• WORK REQUIRED: From the listing below, select every line where the word "feiern" appears.

• THE RECORDS:
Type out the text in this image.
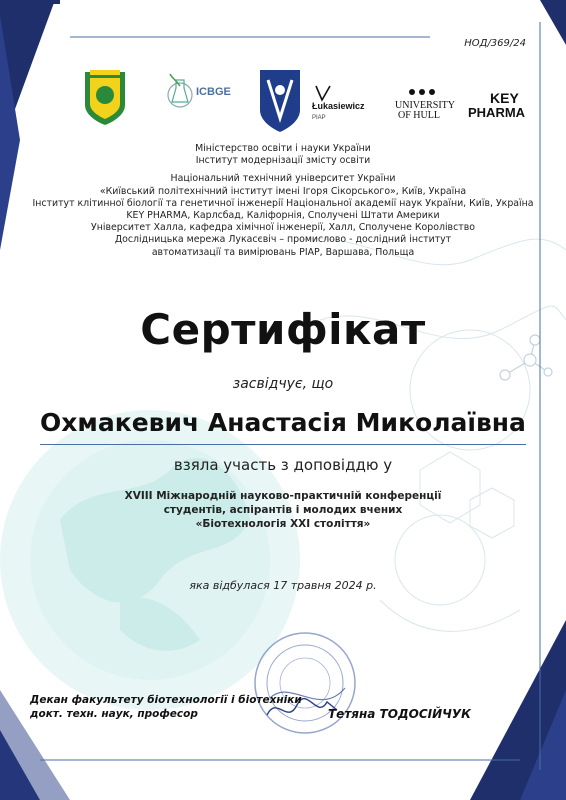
НОД/369/24
ICBGE
Łukasiewicz
PIAP
UNIVERSITY
OF HULL
KEY
PHARMA
Міністерство освіти і науки України
Інститут модернізації змісту освіти
Національний технічний університет України
«Київський політехнічний інститут імені Ігоря Сікорського», Київ, Україна
Інститут клітинної біології та генетичної інженерії Національної академії наук України, Київ, Україна
KEY PHARMA, Карлсбад, Каліфорнія, Сполучені Штати Америки
Університет Халла, кафедра хімічної інженерії, Халл, Сполучене Королівство
Дослідницька мережа Лукасєвіч – промислово - дослідний інститут
автоматизації та вимірювань PIAP, Варшава, Польща
Сертифікат
засвідчує, що
Охмакевич Анастасія Миколаївна
взяла участь з доповіддю у
XVIII Міжнародній науково-практичній конференції
студентів, аспірантів і молодих вчених
«Біотехнологія XXI століття»
яка відбулася 17 травня 2024 р.
Декан факультету біотехнології і біотехніки
докт. техн. наук, професор	Тетяна ТОДОСІЙЧУК
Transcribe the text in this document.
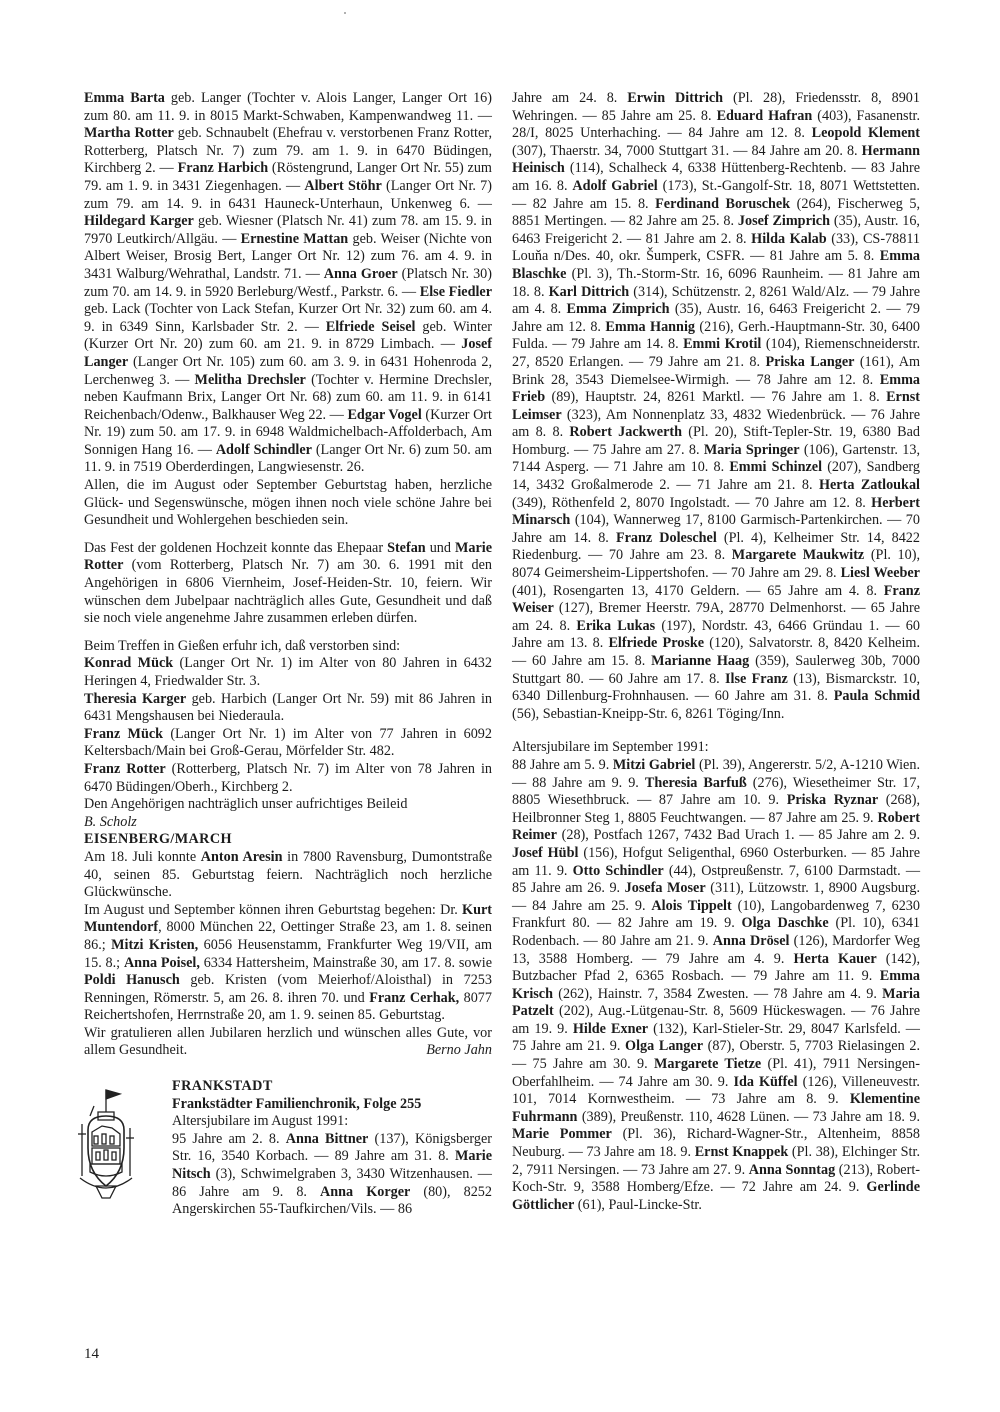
Emma Barta geb. Langer (Tochter v. Alois Langer, Langer Ort 16) zum 80. am 11. 9. in 8015 Markt-Schwaben, Kampenwandweg 11. — Martha Rotter geb. Schnaubelt (Ehefrau v. verstorbenen Franz Rotter, Rotterberg, Platsch Nr. 7) zum 79. am 1. 9. in 6470 Büdingen, Kirchberg 2. — Franz Harbich (Röstengrund, Langer Ort Nr. 55) zum 79. am 1. 9. in 3431 Ziegenhagen. — Albert Stöhr (Langer Ort Nr. 7) zum 79. am 14. 9. in 6431 Hauneck-Unterhaun, Unkenweg 6. — Hildegard Karger geb. Wiesner (Platsch Nr. 41) zum 78. am 15. 9. in 7970 Leutkirch/Allgäu. — Ernestine Mattan geb. Weiser (Nichte von Albert Weiser, Brosig Bert, Langer Ort Nr. 12) zum 76. am 4. 9. in 3431 Walburg/Wehrathal, Landstr. 71. — Anna Groer (Platsch Nr. 30) zum 70. am 14. 9. in 5920 Berleburg/Westf., Parkstr. 6. — Else Fiedler geb. Lack (Tochter von Lack Stefan, Kurzer Ort Nr. 32) zum 60. am 4. 9. in 6349 Sinn, Karlsbader Str. 2. — Elfriede Seisel geb. Winter (Kurzer Ort Nr. 20) zum 60. am 21. 9. in 8729 Limbach. — Josef Langer (Langer Ort Nr. 105) zum 60. am 3. 9. in 6431 Hohenroda 2, Lerchenweg 3. — Melitha Drechsler (Tochter v. Hermine Drechsler, neben Kaufmann Brix, Langer Ort Nr. 68) zum 60. am 11. 9. in 6141 Reichenbach/Odenw., Balkhauser Weg 22. — Edgar Vogel (Kurzer Ort Nr. 19) zum 50. am 17. 9. in 6948 Waldmichelbach-Affolderbach, Am Sonnigen Hang 16. — Adolf Schindler (Langer Ort Nr. 6) zum 50. am 11. 9. in 7519 Oberderdingen, Langwiesenstr. 26.

Allen, die im August oder September Geburtstag haben, herzliche Glück- und Segenswünsche, mögen ihnen noch viele schöne Jahre bei Gesundheit und Wohlergehen beschieden sein.

Das Fest der goldenen Hochzeit konnte das Ehepaar Stefan und Marie Rotter (vom Rotterberg, Platsch Nr. 7) am 30. 6. 1991 mit den Angehörigen in 6806 Viernheim, Josef-Heiden-Str. 10, feiern. Wir wünschen dem Jubelpaar nachträglich alles Gute, Gesundheit und daß sie noch viele angenehme Jahre zusammen erleben dürfen.

Beim Treffen in Gießen erfuhr ich, daß verstorben sind:

Konrad Mück (Langer Ort Nr. 1) im Alter von 80 Jahren in 6432 Heringen 4, Friedwalder Str. 3.

Theresia Karger geb. Harbich (Langer Ort Nr. 59) mit 86 Jahren in 6431 Mengshausen bei Niederaula.

Franz Mück (Langer Ort Nr. 1) im Alter von 77 Jahren in 6092 Keltersbach/Main bei Groß-Gerau, Mörfelder Str. 482.

Franz Rotter (Rotterberg, Platsch Nr. 7) im Alter von 78 Jahren in 6470 Büdingen/Oberh., Kirchberg 2.

Den Angehörigen nachträglich unser aufrichtiges Beileid

B. Scholz

EISENBERG/MARCH

Am 18. Juli konnte Anton Aresin in 7800 Ravensburg, Dumontstraße 40, seinen 85. Geburtstag feiern. Nachträglich noch herzliche Glückwünsche.

Im August und September können ihren Geburtstag begehen: Dr. Kurt Muntendorf, 8000 München 22, Oettinger Straße 23, am 1. 8. seinen 86.; Mitzi Kristen, 6056 Heusenstamm, Frankfurter Weg 19/VII, am 15. 8.; Anna Poisel, 6334 Hattersheim, Mainstraße 30, am 17. 8. sowie Poldi Hanusch geb. Kristen (vom Meierhof/Aloisthal) in 7253 Renningen, Römerstr. 5, am 26. 8. ihren 70. und Franz Cerhak, 8077 Reichertshofen, Herrnstraße 20, am 1. 9. seinen 85. Geburtstag.

Wir gratulieren allen Jubilaren herzlich und wünschen alles Gute, vor allem Gesundheit.	Berno Jahn

FRANKSTADT

Frankstädter Familienchronik, Folge 255

Altersjubilare im August 1991:

95 Jahre am 2. 8. Anna Bittner (137), Königsberger Str. 16, 3540 Korbach. — 89 Jahre am 31. 8. Marie Nitsch (3), Schwimelgraben 3, 3430 Witzenhausen. — 86 Jahre am 9. 8. Anna Korger (80), 8252 Angerskirchen 55-Taufkirchen/Vils. — 86

Jahre am 24. 8. Erwin Dittrich (Pl. 28), Friedensstr. 8, 8901 Wehringen. — 85 Jahre am 25. 8. Eduard Hafran (403), Fasanenstr. 28/I, 8025 Unterhaching. — 84 Jahre am 12. 8. Leopold Klement (307), Thaerstr. 34, 7000 Stuttgart 31. — 84 Jahre am 20. 8. Hermann Heinisch (114), Schalheck 4, 6338 Hüttenberg-Rechtenb. — 83 Jahre am 16. 8. Adolf Gabriel (173), St.-Gangolf-Str. 18, 8071 Wettstetten. — 82 Jahre am 15. 8. Ferdinand Boruschek (264), Fischerweg 5, 8851 Mertingen. — 82 Jahre am 25. 8. Josef Zimprich (35), Austr. 16, 6463 Freigericht 2. — 81 Jahre am 2. 8. Hilda Kalab (33), CS-78811 Louňa n/Des. 40, okr. Šumperk, CSFR. — 81 Jahre am 5. 8. Emma Blaschke (Pl. 3), Th.-Storm-Str. 16, 6096 Raunheim. — 81 Jahre am 18. 8. Karl Dittrich (314), Schützenstr. 2, 8261 Wald/Alz. — 79 Jahre am 4. 8. Emma Zimprich (35), Austr. 16, 6463 Freigericht 2. — 79 Jahre am 12. 8. Emma Hannig (216), Gerh.-Hauptmann-Str. 30, 6400 Fulda. — 79 Jahre am 14. 8. Emmi Krotil (104), Riemenschneiderstr. 27, 8520 Erlangen. — 79 Jahre am 21. 8. Priska Langer (161), Am Brink 28, 3543 Diemelsee-Wirmigh. — 78 Jahre am 12. 8. Emma Frieb (89), Hauptstr. 24, 8261 Marktl. — 76 Jahre am 1. 8. Ernst Leimser (323), Am Nonnenplatz 33, 4832 Wiedenbrück. — 76 Jahre am 8. 8. Robert Jackwerth (Pl. 20), Stift-Tepler-Str. 19, 6380 Bad Homburg. — 75 Jahre am 27. 8. Maria Springer (106), Gartenstr. 13, 7144 Asperg. — 71 Jahre am 10. 8. Emmi Schinzel (207), Sandberg 14, 3432 Großalmerode 2. — 71 Jahre am 21. 8. Herta Zatloukal (349), Röthenfeld 2, 8070 Ingolstadt. — 70 Jahre am 12. 8. Herbert Minarsch (104), Wannerweg 17, 8100 Garmisch-Partenkirchen. — 70 Jahre am 14. 8. Franz Doleschel (Pl. 4), Kelheimer Str. 14, 8422 Riedenburg. — 70 Jahre am 23. 8. Margarete Maukwitz (Pl. 10), 8074 Geimersheim-Lippertshofen. — 70 Jahre am 29. 8. Liesl Weeber (401), Rosengarten 13, 4170 Geldern. — 65 Jahre am 4. 8. Franz Weiser (127), Bremer Heerstr. 79A, 28770 Delmenhorst. — 65 Jahre am 24. 8. Erika Lukas (197), Nordstr. 43, 6466 Gründau 1. — 60 Jahre am 13. 8. Elfriede Proske (120), Salvatorstr. 8, 8420 Kelheim. — 60 Jahre am 15. 8. Marianne Haag (359), Saulerweg 30b, 7000 Stuttgart 80. — 60 Jahre am 17. 8. Ilse Franz (13), Bismarckstr. 10, 6340 Dillenburg-Frohnhausen. — 60 Jahre am 31. 8. Paula Schmid (56), Sebastian-Kneipp-Str. 6, 8261 Töging/Inn.

Altersjubilare im September 1991:

88 Jahre am 5. 9. Mitzi Gabriel (Pl. 39), Angererstr. 5/2, A-1210 Wien. — 88 Jahre am 9. 9. Theresia Barfuß (276), Wiesetheimer Str. 17, 8805 Wiesethbruck. — 87 Jahre am 10. 9. Priska Ryznar (268), Heilbronner Steg 1, 8805 Feuchtwangen. — 87 Jahre am 25. 9. Robert Reimer (28), Postfach 1267, 7432 Bad Urach 1. — 85 Jahre am 2. 9. Josef Hübl (156), Hofgut Seligenthal, 6960 Osterburken. — 85 Jahre am 11. 9. Otto Schindler (44), Ostpreußenstr. 7, 6100 Darmstadt. — 85 Jahre am 26. 9. Josefa Moser (311), Lützowstr. 1, 8900 Augsburg. — 84 Jahre am 25. 9. Alois Tippelt (10), Langobardenweg 7, 6230 Frankfurt 80. — 82 Jahre am 19. 9. Olga Daschke (Pl. 10), 6341 Rodenbach. — 80 Jahre am 21. 9. Anna Drösel (126), Mardorfer Weg 13, 3588 Homberg. — 79 Jahre am 4. 9. Herta Kauer (142), Butzbacher Pfad 2, 6365 Rosbach. — 79 Jahre am 11. 9. Emma Krisch (262), Hainstr. 7, 3584 Zwesten. — 78 Jahre am 4. 9. Maria Patzelt (202), Aug.-Lütgenau-Str. 8, 5609 Hückeswagen. — 76 Jahre am 19. 9. Hilde Exner (132), Karl-Stieler-Str. 29, 8047 Karlsfeld. — 75 Jahre am 21. 9. Olga Langer (87), Oberstr. 5, 7703 Rielasingen 2. — 75 Jahre am 30. 9. Margarete Tietze (Pl. 41), 7911 Nersingen-Oberfahlheim. — 74 Jahre am 30. 9. Ida Küffel (126), Villeneuvestr. 101, 7014 Kornwestheim. — 73 Jahre am 8. 9. Klementine Fuhrmann (389), Preußenstr. 110, 4628 Lünen. — 73 Jahre am 18. 9. Marie Pommer (Pl. 36), Richard-Wagner-Str., Altenheim, 8858 Neuburg. — 73 Jahre am 18. 9. Ernst Knappek (Pl. 38), Elchinger Str. 2, 7911 Nersingen. — 73 Jahre am 27. 9. Anna Sonntag (213), Robert-Koch-Str. 9, 3588 Homberg/Efze. — 72 Jahre am 24. 9. Gerlinde Göttlicher (61), Paul-Lincke-Str.

14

• THE ANSWER:
Das Fest der goldenen Hochzeit konnte das Ehepaar Stefan und Marie Rotter (vom Rotterberg, Platsch Nr. 7) am 30. 6. 1991 mit den Angehörigen in 6806 Viernheim, Josef-Heiden-Str. 10, feiern. Wir wünschen dem Jubelpaar nachträglich alles Gute, Gesundheit und daß sie noch viele angenehme Jahre zusammen erleben dürfen.
Am 18. Juli konnte Anton Aresin in 7800 Ravensburg, Dumontstraße 40, seinen 85. Geburtstag feiern. Nachträglich noch herzliche Glückwünsche.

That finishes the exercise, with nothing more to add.